# [Fragmento del documento]

---+---

Consejos para preservar la memoria y salud cerebral en adultos mayores
La memoria puede verse afectada con el envejecimiento, manifestándose en olvidos como no recordar dónde se dejaron objetos o nombres.

La memoria puede verse afectada con el envejecimiento, manifestándose en olvidos como no recordar dónde se dejaron objetos o nombres. Sin embargo, especialistas y organismos coinciden en que ciertos hábitos pueden ayudar a mantener la salud cerebral y disminuir el riesgo de deterioro cognitivo.
No hay un alimento, ejercicio o suplemento que garantice la preservación de la memoria. El National Institute on Aging (NIA) y la Organización Mundial de la Salud (OMS) sugieren un enfoque integral que incluya actividad física, una alimentación equilibrada, descanso adecuado, vínculos sociales y control de factores cardiovasculares.
Entre las recomendaciones se destaca mantener una dieta variada que incluya verduras, frutas, cereales integrales, legumbres y pescado, siguiendo patrones como la dieta mediterránea o MIND. Los expertos subrayan que no existe un alimento que por sí solo mejore la memoria, sino que es la calidad de la alimentación a largo plazo la que importa.

---+---

# [Material proporcionado]
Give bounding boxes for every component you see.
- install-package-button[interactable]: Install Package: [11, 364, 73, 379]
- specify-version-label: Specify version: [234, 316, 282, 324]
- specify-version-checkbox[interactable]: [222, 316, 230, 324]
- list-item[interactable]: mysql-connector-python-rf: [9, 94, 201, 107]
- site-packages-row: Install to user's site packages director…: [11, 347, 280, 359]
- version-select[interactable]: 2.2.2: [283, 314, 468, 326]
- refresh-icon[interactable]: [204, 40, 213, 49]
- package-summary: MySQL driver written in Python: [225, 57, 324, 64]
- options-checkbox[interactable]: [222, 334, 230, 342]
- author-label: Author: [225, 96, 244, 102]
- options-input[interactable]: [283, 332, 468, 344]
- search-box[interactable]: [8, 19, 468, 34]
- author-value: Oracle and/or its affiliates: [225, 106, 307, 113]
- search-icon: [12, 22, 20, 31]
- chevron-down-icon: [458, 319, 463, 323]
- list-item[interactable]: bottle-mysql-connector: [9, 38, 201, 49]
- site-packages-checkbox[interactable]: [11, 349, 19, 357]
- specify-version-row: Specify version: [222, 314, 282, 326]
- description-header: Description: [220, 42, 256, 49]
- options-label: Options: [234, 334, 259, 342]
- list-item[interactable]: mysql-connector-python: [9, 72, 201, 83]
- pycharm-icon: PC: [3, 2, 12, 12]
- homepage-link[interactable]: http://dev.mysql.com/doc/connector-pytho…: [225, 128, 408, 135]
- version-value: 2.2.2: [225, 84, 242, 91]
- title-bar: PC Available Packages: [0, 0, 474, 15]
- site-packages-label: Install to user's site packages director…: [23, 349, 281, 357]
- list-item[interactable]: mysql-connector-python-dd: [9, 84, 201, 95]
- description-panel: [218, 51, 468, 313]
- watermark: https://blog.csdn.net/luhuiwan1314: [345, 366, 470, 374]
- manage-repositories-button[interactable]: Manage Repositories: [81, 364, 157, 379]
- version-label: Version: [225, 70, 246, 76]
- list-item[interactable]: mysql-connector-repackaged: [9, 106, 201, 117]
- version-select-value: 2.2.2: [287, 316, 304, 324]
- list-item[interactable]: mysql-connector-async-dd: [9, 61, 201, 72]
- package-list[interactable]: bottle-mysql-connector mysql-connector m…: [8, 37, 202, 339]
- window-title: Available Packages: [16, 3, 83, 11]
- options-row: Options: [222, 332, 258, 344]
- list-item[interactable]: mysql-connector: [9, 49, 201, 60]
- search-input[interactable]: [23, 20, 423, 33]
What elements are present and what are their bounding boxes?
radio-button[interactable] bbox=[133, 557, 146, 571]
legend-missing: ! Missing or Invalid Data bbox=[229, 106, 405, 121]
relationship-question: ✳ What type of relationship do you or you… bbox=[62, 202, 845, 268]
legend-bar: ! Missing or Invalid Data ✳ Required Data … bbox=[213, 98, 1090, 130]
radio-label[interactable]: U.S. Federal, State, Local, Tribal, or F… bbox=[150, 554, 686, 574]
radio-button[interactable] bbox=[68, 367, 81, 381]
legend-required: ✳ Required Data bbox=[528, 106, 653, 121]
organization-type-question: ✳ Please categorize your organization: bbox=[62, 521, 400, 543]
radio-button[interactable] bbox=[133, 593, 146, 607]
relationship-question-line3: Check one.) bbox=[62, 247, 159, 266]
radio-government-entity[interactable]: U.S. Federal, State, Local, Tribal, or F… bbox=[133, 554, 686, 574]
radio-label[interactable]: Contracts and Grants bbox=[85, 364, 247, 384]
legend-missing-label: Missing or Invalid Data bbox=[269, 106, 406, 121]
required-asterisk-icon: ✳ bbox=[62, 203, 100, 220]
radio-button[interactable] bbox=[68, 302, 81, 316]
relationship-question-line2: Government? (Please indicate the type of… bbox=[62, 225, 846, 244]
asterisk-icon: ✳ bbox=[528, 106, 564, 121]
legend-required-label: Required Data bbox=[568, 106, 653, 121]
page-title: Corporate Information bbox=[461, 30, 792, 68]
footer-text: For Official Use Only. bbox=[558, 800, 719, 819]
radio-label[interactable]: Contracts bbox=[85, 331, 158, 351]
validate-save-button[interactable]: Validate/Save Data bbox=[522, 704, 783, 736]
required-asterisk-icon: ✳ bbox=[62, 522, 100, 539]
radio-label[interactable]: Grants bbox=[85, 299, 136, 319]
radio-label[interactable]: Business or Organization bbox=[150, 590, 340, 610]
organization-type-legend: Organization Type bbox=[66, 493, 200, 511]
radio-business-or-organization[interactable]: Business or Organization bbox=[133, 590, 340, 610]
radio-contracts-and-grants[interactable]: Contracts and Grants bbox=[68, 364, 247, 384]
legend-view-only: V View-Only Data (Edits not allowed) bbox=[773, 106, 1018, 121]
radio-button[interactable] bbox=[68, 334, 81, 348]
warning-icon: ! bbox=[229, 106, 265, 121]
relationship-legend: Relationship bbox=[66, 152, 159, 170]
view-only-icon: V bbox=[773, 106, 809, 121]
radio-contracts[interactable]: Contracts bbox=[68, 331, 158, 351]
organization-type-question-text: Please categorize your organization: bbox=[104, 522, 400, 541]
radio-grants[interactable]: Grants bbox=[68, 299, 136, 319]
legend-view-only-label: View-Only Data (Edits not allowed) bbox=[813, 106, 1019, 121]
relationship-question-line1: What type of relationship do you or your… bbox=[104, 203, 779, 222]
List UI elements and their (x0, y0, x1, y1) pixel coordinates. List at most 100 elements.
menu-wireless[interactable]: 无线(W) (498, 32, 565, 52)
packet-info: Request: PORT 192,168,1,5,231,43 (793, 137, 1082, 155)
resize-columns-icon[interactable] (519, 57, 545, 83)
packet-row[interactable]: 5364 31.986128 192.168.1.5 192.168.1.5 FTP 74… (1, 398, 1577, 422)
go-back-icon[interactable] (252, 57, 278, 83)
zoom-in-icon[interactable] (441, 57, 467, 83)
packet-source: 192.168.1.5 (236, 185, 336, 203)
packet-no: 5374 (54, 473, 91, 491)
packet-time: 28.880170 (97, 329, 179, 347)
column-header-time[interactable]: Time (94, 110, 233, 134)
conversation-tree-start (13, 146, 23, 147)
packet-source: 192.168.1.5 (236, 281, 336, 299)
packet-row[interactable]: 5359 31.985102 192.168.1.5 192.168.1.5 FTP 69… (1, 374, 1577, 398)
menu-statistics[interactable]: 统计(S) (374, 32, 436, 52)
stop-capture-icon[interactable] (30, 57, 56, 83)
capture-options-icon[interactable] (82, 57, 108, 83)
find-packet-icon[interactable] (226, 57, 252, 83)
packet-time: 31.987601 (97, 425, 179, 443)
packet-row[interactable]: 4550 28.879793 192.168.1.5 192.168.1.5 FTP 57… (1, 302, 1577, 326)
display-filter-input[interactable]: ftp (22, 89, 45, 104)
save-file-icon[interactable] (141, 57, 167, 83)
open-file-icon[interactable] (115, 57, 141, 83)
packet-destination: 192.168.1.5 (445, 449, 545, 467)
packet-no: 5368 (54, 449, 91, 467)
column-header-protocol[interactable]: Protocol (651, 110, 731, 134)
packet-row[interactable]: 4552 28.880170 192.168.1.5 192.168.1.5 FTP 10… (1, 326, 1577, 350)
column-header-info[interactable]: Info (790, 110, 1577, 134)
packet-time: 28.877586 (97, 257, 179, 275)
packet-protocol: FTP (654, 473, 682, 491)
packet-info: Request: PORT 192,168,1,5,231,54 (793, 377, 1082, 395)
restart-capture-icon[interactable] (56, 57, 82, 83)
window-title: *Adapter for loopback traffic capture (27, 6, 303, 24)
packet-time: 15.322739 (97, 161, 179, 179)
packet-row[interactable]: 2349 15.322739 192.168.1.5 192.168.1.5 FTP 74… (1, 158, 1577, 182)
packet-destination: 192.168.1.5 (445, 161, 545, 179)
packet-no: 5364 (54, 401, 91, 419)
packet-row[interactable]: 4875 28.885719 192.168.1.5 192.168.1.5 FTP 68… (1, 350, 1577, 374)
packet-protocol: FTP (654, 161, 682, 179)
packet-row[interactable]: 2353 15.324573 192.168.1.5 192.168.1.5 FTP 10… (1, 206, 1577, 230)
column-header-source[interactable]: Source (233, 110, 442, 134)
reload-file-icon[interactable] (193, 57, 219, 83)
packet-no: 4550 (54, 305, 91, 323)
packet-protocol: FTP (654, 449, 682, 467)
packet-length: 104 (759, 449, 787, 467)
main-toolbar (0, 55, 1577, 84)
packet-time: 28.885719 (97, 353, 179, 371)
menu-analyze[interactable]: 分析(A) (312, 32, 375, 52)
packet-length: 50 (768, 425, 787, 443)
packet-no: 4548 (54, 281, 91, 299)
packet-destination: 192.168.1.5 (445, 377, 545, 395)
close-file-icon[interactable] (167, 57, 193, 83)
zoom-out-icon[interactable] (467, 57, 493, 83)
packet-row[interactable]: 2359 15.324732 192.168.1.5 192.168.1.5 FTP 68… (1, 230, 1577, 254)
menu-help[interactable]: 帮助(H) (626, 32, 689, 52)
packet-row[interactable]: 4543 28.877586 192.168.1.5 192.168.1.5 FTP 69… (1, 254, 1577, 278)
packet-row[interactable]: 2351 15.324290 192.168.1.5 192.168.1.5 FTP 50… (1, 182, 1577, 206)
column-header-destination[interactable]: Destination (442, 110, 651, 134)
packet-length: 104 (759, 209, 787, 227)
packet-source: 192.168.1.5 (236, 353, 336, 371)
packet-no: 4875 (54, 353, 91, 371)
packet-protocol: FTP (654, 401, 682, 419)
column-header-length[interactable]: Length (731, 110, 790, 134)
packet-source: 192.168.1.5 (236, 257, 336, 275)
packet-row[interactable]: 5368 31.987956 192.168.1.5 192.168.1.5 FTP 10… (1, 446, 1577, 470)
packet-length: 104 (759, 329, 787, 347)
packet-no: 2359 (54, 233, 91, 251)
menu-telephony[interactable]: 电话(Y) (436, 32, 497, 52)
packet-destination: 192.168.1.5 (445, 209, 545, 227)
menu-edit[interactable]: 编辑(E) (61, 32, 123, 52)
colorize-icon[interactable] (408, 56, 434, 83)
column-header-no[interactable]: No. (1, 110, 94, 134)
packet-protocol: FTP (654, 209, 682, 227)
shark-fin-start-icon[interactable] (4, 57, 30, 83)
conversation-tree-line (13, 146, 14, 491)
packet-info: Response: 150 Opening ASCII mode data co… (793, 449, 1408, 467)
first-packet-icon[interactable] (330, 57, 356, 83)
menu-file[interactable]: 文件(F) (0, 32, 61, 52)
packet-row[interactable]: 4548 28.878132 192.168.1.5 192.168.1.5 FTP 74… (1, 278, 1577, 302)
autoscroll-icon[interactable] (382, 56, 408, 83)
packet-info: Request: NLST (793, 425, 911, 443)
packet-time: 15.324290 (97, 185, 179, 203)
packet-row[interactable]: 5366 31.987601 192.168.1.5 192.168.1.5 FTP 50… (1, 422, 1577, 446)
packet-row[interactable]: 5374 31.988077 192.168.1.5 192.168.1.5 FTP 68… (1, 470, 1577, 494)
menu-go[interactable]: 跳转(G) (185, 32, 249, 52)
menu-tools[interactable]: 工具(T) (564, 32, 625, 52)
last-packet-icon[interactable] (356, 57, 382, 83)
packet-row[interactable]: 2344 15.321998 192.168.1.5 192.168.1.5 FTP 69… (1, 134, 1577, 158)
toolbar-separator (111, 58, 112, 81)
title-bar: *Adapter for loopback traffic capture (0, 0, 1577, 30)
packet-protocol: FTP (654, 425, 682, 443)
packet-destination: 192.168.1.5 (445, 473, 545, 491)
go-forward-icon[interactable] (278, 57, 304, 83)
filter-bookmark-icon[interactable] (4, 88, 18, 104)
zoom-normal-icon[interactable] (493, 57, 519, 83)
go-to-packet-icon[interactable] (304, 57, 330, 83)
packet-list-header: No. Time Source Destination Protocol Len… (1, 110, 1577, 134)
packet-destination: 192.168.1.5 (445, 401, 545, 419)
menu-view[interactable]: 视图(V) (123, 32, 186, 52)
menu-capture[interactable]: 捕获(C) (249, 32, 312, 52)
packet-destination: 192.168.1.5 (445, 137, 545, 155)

---+---

# [Problemas propuestos]
A. Según el texto sobre la memoria en adultos mayores, ¿qué dos organismos sugieren un enfoque integral para preservar la salud cerebral?
B. Prosigue el texto sobre la salud cerebral en adultos mayores a partir de su última oración.

# [Respuestas dadas]
A. El National Institute on Aging (NIA) y la Organización Mundial de la Salud (OMS).

B.
La actividad física es fundamental, y el NIA aconseja realizar al menos 150 minutos semanales de ejercicio moderado, adaptado a la salud de cada persona. Caminar, bailar, nadar o hacer ejercicios de fuerza y equilibrio son opciones viables. Además, estimular el cerebro a través de nuevos aprendizajes, lectura, idiomas o instrumentos musicales es clave para mantener la agilidad mental.
La vida social activa también favorece la salud cognitiva, mientras que dormir entre siete y nueve horas por noche es crucial para el aprendizaje y la consolidación de recuerdos. La hidratación es otro aspecto importante, ya que la sensación de sed puede disminuir con la edad. La cantidad de agua necesaria varía según el clima, la actividad física y el estado de salud.
Finalmente, la OMS aconseja evitar el tabaco y moderar el consumo de alcohol, así como controlar la presión arterial, la diabetes y el colesterol. Prestar atención a medicamentos y dificultades auditivas o visuales también es esencial. En conclusión, el cuidado de la memoria depende de un conjunto de hábitos saludables más que de soluciones aisladas.